Your task => Return each entry exactly, with none missing.

Data supplied =>
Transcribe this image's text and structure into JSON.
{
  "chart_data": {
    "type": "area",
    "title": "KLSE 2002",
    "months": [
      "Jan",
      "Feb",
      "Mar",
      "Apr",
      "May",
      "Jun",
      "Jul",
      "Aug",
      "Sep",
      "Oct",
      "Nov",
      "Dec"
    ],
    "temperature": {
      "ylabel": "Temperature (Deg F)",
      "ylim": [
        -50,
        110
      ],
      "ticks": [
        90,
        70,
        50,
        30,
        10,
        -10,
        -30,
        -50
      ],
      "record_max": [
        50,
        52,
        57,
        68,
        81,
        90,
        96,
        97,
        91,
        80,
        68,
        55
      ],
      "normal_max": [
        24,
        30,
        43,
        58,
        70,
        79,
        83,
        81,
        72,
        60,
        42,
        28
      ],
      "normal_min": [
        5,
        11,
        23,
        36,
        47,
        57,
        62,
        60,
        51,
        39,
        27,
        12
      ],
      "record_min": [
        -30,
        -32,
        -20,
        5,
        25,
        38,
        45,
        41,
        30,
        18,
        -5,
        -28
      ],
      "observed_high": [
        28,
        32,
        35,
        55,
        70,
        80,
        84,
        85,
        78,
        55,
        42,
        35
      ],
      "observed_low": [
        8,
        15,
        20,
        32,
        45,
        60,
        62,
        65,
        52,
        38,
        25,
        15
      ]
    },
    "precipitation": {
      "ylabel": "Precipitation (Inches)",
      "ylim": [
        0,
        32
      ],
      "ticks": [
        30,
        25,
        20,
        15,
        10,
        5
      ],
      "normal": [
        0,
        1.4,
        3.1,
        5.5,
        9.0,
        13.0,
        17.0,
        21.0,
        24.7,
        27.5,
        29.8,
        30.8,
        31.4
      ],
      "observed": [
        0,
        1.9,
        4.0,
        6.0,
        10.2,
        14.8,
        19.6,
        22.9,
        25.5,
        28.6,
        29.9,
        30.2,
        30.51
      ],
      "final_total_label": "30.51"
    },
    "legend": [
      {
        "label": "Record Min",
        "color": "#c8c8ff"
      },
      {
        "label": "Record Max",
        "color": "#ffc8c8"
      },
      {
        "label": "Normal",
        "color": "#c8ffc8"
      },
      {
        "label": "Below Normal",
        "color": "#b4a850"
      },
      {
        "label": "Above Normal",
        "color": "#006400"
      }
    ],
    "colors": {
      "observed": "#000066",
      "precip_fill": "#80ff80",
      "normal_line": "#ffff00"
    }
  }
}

Solution below =>
Transcribe this image's text and structure into JSON.
{
  "chart_data": {
    "type": "area",
    "title": "KLSE 2002",
    "months": [
      "Jan",
      "Feb",
      "Mar",
      "Apr",
      "May",
      "Jun",
      "Jul",
      "Aug",
      "Sep",
      "Oct",
      "Nov",
      "Dec"
    ],
    "temperature": {
      "ylabel": "Temperature (Deg F)",
      "ylim": [
        -50,
        110
      ],
      "ticks": [
        90,
        70,
        50,
        30,
        10,
        -10,
        -30,
        -50
      ],
      "record_max": [
        50,
        52,
        57,
        68,
        81,
        90,
        96,
        97,
        91,
        80,
        68,
        55
      ],
      "normal_max": [
        24,
        30,
        43,
        58,
        70,
        79,
        83,
        81,
        72,
        60,
        42,
        28
      ],
      "normal_min": [
        5,
        11,
        23,
        36,
        47,
        57,
        62,
        60,
        51,
        39,
        27,
        12
      ],
      "record_min": [
        -30,
        -32,
        -20,
        5,
        25,
        38,
        45,
        41,
        30,
        18,
        -5,
        -28
      ],
      "observed_high": [
        28,
        32,
        35,
        55,
        70,
        80,
        84,
        85,
        78,
        55,
        42,
        35
      ],
      "observed_low": [
        8,
        15,
        20,
        32,
        45,
        60,
        62,
        65,
        52,
        38,
        25,
        15
      ]
    },
    "precipitation": {
      "ylabel": "Precipitation (Inches)",
      "ylim": [
        0,
        32
      ],
      "ticks": [
        30,
        25,
        20,
        15,
        10,
        5
      ],
      "normal": [
        0,
        1.4,
        3.1,
        5.5,
        9.0,
        13.0,
        17.0,
        21.0,
        24.7,
        27.5,
        29.8,
        30.8,
        31.4
      ],
      "observed": [
        0,
        1.9,
        4.0,
        6.0,
        10.2,
        14.8,
        19.6,
        22.9,
        25.5,
        28.6,
        29.9,
        30.2,
        30.51
      ],
      "final_total_label": "30.51"
    },
    "legend": [
      {
        "label": "Record Min",
        "color": "#c8c8ff"
      },
      {
        "label": "Record Max",
        "color": "#ffc8c8"
      },
      {
        "label": "Normal",
        "color": "#c8ffc8"
      },
      {
        "label": "Below Normal",
        "color": "#b4a850"
      },
      {
        "label": "Above Normal",
        "color": "#006400"
      }
    ],
    "colors": {
      "observed": "#000066",
      "precip_fill": "#80ff80",
      "normal_line": "#ffff00"
    }
  }
}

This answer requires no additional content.